» Given data:
— BEGIN —

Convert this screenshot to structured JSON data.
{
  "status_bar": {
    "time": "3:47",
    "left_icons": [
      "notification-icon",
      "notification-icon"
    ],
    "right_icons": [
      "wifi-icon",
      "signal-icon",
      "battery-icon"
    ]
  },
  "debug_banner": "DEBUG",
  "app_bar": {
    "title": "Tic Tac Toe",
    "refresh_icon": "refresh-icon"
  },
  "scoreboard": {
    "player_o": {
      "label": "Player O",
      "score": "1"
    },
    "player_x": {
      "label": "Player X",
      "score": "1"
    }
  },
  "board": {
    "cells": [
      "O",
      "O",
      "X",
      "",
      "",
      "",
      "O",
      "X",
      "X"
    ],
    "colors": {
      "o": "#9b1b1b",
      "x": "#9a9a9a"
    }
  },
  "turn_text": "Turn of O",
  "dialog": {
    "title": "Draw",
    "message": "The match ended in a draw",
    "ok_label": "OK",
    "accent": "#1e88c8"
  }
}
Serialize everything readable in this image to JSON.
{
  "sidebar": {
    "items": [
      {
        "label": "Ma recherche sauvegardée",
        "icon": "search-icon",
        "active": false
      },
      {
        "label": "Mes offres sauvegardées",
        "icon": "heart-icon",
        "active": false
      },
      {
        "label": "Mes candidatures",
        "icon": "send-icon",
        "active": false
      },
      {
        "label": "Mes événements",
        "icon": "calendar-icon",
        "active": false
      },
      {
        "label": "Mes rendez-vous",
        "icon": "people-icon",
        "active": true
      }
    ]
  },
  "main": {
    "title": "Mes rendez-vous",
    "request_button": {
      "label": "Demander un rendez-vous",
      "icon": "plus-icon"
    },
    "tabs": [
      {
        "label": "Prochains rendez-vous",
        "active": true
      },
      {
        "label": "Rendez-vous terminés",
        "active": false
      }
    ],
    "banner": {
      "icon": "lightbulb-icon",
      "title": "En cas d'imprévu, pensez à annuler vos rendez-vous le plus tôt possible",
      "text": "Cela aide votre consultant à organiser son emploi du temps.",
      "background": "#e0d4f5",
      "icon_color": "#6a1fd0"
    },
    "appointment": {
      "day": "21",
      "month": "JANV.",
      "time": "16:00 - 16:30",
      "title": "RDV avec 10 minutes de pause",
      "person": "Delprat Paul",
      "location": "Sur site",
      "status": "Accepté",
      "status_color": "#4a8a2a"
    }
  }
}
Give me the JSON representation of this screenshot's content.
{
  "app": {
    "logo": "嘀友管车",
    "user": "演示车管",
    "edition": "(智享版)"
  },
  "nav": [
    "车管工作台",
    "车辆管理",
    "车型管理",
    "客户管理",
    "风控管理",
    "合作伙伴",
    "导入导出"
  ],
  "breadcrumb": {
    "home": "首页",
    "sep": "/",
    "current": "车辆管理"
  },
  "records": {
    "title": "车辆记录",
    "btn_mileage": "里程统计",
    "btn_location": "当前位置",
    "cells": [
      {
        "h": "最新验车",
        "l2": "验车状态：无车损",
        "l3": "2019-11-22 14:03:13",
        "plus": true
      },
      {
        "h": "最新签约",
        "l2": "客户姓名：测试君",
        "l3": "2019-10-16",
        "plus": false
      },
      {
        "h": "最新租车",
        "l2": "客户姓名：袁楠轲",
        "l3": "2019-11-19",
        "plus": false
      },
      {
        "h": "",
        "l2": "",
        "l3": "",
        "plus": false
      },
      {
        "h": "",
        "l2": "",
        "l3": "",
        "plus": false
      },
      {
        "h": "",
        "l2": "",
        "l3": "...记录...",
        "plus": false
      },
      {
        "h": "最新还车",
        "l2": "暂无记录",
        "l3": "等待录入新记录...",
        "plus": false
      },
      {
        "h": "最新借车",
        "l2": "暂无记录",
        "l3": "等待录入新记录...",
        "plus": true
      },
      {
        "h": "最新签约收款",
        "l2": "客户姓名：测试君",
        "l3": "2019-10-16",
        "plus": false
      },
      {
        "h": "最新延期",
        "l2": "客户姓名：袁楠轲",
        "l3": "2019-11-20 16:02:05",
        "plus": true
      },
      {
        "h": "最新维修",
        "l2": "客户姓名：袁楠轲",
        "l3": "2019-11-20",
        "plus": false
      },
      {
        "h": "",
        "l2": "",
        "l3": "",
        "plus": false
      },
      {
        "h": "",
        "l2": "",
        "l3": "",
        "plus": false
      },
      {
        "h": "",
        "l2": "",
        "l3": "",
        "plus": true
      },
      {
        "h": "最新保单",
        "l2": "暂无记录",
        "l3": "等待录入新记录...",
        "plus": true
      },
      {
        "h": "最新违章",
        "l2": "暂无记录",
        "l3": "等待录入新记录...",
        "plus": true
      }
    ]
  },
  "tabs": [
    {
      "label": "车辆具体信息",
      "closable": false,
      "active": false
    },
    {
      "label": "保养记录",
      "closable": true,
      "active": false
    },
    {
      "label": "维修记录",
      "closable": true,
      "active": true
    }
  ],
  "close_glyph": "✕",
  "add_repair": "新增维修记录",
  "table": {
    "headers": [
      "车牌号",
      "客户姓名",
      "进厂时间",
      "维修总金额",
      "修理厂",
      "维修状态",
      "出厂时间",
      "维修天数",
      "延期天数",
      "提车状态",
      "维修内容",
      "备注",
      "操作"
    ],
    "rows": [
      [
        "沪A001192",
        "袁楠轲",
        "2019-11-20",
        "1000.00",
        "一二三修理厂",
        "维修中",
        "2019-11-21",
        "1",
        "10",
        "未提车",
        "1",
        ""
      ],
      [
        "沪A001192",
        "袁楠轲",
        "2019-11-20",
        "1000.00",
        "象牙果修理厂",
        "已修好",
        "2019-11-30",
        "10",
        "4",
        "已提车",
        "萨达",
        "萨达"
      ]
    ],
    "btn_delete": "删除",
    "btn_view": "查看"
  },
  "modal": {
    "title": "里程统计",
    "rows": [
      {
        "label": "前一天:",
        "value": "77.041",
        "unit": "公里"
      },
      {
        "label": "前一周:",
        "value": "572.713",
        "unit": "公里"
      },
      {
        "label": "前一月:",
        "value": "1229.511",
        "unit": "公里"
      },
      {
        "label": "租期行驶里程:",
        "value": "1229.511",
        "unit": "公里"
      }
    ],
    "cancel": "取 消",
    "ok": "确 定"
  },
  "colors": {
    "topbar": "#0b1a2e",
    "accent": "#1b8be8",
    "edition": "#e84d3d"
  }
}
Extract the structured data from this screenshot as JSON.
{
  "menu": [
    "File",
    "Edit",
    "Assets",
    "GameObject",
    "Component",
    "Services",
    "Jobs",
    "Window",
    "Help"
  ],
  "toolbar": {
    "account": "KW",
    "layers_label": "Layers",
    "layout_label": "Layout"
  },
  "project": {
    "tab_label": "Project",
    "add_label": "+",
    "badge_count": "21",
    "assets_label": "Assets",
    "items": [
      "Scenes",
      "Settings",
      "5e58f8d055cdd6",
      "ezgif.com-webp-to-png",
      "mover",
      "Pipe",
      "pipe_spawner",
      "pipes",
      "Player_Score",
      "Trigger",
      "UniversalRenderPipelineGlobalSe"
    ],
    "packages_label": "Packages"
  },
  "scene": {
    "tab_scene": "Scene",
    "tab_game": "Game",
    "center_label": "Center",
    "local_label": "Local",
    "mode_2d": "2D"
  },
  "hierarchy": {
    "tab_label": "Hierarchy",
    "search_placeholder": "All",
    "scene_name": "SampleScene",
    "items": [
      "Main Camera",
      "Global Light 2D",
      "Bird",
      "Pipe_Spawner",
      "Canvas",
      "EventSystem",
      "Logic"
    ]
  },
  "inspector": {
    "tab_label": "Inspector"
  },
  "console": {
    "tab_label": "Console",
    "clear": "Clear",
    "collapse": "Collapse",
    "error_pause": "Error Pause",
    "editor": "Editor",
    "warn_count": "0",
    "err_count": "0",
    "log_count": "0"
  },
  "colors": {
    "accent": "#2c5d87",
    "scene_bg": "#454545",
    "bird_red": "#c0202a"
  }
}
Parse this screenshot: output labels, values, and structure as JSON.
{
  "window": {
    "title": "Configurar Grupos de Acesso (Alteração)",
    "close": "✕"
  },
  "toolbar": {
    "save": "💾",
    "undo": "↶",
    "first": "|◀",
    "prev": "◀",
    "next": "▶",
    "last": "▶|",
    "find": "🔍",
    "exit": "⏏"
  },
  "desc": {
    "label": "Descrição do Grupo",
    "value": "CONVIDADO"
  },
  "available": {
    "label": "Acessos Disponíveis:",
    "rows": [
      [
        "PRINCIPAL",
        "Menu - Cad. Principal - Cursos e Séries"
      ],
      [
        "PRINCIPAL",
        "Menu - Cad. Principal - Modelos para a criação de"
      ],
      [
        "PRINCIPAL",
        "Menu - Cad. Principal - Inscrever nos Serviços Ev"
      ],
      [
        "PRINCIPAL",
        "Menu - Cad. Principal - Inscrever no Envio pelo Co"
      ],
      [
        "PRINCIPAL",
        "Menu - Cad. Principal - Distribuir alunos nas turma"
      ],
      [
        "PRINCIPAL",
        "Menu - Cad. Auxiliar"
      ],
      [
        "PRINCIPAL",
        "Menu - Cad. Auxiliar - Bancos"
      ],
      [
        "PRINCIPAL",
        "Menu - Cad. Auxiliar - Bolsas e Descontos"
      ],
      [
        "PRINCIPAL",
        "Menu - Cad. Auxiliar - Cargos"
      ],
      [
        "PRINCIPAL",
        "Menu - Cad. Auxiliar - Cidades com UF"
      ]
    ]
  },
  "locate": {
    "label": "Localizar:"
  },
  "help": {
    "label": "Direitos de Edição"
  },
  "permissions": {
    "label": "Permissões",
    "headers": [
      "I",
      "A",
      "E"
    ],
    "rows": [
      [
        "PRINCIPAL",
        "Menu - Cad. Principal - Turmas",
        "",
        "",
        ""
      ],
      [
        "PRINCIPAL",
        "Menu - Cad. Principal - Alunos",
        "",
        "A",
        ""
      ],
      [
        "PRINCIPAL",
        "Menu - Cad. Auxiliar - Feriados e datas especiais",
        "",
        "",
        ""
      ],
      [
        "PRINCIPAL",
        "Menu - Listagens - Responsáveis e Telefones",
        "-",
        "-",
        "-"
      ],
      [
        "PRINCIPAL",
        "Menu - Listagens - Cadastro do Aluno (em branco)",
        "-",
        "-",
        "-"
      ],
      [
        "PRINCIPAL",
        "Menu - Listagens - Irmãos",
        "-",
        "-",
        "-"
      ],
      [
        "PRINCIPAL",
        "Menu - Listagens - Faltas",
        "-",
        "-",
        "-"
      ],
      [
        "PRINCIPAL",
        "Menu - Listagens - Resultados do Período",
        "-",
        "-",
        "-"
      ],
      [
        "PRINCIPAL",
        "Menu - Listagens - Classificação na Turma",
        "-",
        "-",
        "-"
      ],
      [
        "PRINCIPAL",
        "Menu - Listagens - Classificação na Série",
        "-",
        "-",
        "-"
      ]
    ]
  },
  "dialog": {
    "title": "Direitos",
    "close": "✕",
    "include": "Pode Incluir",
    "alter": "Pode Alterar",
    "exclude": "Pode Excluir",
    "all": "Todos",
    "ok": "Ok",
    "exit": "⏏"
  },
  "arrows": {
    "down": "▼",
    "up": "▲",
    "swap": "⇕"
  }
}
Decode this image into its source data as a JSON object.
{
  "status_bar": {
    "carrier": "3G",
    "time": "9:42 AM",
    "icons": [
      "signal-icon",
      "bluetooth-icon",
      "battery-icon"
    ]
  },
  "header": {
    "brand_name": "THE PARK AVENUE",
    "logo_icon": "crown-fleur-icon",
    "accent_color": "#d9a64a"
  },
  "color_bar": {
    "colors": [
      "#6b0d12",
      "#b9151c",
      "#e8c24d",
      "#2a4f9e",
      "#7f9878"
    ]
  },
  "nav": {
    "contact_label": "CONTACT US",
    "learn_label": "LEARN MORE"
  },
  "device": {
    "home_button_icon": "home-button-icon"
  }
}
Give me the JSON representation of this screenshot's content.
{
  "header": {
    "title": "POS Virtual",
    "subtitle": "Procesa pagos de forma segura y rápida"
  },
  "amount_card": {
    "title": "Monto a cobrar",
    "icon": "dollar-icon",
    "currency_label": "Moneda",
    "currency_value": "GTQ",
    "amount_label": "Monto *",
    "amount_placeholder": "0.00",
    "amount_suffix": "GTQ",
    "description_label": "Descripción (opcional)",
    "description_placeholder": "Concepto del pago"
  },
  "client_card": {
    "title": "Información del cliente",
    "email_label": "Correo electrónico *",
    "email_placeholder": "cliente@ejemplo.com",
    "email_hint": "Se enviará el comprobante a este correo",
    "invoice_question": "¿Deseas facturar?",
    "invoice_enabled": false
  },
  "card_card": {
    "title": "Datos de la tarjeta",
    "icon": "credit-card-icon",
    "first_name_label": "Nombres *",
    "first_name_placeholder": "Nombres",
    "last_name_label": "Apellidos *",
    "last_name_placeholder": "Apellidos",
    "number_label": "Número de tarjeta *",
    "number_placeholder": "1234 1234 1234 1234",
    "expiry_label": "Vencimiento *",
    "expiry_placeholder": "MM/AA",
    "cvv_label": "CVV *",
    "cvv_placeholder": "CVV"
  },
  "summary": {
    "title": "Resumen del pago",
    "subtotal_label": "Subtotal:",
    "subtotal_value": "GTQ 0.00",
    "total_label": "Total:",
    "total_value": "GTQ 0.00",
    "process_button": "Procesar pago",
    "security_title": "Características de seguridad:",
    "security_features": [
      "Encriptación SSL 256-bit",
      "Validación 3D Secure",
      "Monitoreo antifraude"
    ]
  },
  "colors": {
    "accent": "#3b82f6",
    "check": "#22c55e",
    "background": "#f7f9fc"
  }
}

— END —

» Aim:
Search the lines for the string "notification" and copy every line that has it.

» Answer to this exercise:
      "notification-icon",
      "notification-icon"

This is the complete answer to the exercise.